Direction
Wherever a line below holds the word "image", copy that line.

Collected data entries:
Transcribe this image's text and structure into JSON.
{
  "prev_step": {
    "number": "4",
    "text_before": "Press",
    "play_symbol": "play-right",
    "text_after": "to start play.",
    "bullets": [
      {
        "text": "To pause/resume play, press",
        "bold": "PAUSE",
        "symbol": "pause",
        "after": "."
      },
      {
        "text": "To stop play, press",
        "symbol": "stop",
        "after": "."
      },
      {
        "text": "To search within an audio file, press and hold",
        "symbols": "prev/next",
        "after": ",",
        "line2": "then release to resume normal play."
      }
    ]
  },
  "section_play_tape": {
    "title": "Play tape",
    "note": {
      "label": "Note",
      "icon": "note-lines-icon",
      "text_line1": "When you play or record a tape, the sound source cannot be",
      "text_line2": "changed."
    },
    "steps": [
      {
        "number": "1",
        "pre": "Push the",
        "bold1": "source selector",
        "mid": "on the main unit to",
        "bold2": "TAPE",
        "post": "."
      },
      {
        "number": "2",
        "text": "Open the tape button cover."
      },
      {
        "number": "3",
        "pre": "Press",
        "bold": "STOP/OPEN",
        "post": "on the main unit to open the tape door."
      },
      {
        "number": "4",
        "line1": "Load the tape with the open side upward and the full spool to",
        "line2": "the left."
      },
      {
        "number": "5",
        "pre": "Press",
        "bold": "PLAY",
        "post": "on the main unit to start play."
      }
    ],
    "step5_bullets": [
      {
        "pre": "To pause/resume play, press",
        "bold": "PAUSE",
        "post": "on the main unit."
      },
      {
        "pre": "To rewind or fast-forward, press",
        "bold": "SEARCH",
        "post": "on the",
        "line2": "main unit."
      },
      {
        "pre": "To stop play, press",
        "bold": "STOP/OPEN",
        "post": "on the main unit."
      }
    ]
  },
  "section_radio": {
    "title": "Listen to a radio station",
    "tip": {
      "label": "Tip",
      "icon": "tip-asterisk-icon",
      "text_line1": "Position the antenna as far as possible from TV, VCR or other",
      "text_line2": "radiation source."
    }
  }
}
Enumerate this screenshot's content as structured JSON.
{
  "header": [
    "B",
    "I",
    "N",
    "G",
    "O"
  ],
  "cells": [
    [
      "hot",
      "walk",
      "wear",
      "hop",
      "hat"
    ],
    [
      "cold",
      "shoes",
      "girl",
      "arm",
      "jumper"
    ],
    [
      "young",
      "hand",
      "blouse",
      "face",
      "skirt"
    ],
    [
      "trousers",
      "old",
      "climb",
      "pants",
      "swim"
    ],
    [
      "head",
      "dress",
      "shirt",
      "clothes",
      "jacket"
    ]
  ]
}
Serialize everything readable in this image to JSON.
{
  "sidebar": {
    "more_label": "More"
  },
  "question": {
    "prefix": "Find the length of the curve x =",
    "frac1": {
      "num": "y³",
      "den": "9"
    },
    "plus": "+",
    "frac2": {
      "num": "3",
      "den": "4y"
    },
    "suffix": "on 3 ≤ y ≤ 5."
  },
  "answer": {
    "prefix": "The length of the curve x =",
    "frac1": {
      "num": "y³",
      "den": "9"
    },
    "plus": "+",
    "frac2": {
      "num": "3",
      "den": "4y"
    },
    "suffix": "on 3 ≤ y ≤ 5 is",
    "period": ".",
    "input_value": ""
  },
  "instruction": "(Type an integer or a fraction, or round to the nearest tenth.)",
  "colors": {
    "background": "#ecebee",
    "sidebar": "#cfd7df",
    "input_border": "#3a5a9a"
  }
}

Exercise answer
Transcribe this image's text and structure into JSON.
Serialize everything readable in this image to JSON.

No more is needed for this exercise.